'''

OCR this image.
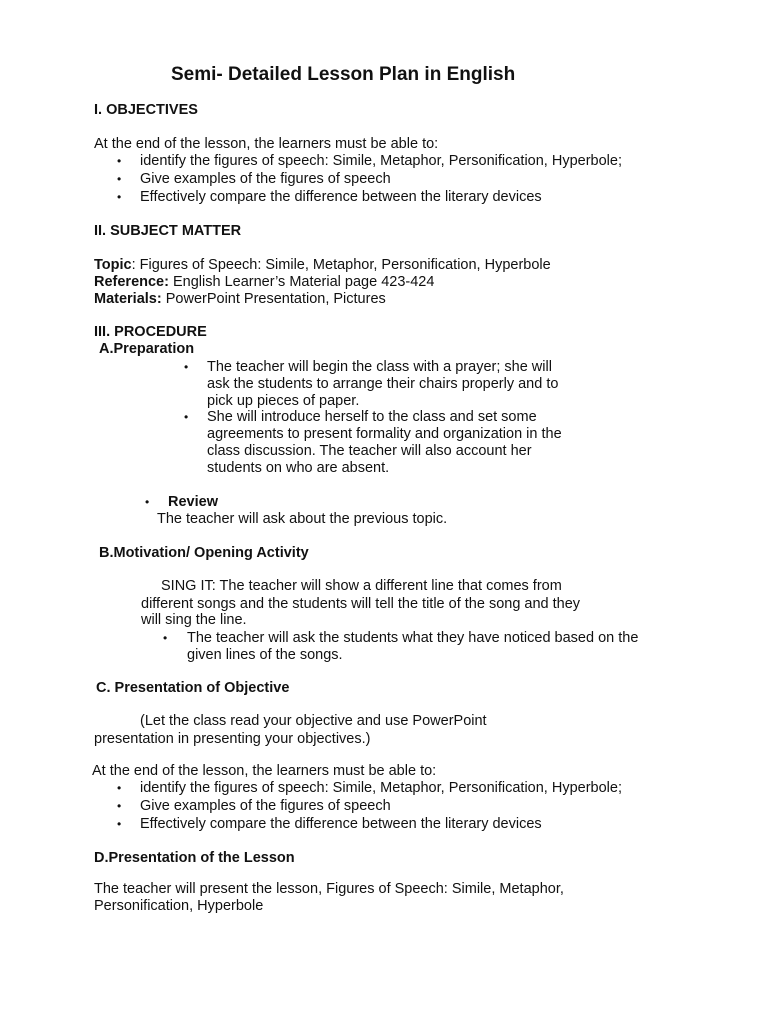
Semi- Detailed Lesson Plan in English
I. OBJECTIVES
At the end of the lesson, the learners must be able to:
• identify the figures of speech: Simile, Metaphor, Personification, Hyperbole;
• Give examples of the figures of speech
• Effectively compare the difference between the literary devices
II. SUBJECT MATTER
Topic: Figures of Speech: Simile, Metaphor, Personification, Hyperbole
Reference: English Learner’s Material page 423-424
Materials: PowerPoint Presentation, Pictures
III. PROCEDURE
A.Preparation
• The teacher will begin the class with a prayer; she will
ask the students to arrange their chairs properly and to
pick up pieces of paper.
• She will introduce herself to the class and set some
agreements to present formality and organization in the
class discussion. The teacher will also account her
students on who are absent.
• Review
The teacher will ask about the previous topic.
B.Motivation/ Opening Activity
SING IT: The teacher will show a different line that comes from
different songs and the students will tell the title of the song and they
will sing the line.
• The teacher will ask the students what they have noticed based on the
given lines of the songs.
C. Presentation of Objective
(Let the class read your objective and use PowerPoint
presentation in presenting your objectives.)
At the end of the lesson, the learners must be able to:
• identify the figures of speech: Simile, Metaphor, Personification, Hyperbole;
• Give examples of the figures of speech
• Effectively compare the difference between the literary devices
D.Presentation of the Lesson
The teacher will present the lesson, Figures of Speech: Simile, Metaphor,
Personification, Hyperbole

'''

Your goal :: Make an exact reproduction of the listing above, without any pictures.

Answer to this problem ::
OCR this image.
Semi- Detailed Lesson Plan in English
I. OBJECTIVES
At the end of the lesson, the learners must be able to:
• identify the figures of speech: Simile, Metaphor, Personification, Hyperbole;
• Give examples of the figures of speech
• Effectively compare the difference between the literary devices
II. SUBJECT MATTER
Topic: Figures of Speech: Simile, Metaphor, Personification, Hyperbole
Reference: English Learner’s Material page 423-424
Materials: PowerPoint Presentation, Pictures
III. PROCEDURE
A.Preparation
• The teacher will begin the class with a prayer; she will
ask the students to arrange their chairs properly and to
pick up pieces of paper.
• She will introduce herself to the class and set some
agreements to present formality and organization in the
class discussion. The teacher will also account her
students on who are absent.
• Review
The teacher will ask about the previous topic.
B.Motivation/ Opening Activity
SING IT: The teacher will show a different line that comes from
different songs and the students will tell the title of the song and they
will sing the line.
• The teacher will ask the students what they have noticed based on the
given lines of the songs.
C. Presentation of Objective
(Let the class read your objective and use PowerPoint
presentation in presenting your objectives.)
At the end of the lesson, the learners must be able to:
• identify the figures of speech: Simile, Metaphor, Personification, Hyperbole;
• Give examples of the figures of speech
• Effectively compare the difference between the literary devices
D.Presentation of the Lesson
The teacher will present the lesson, Figures of Speech: Simile, Metaphor,
Personification, Hyperbole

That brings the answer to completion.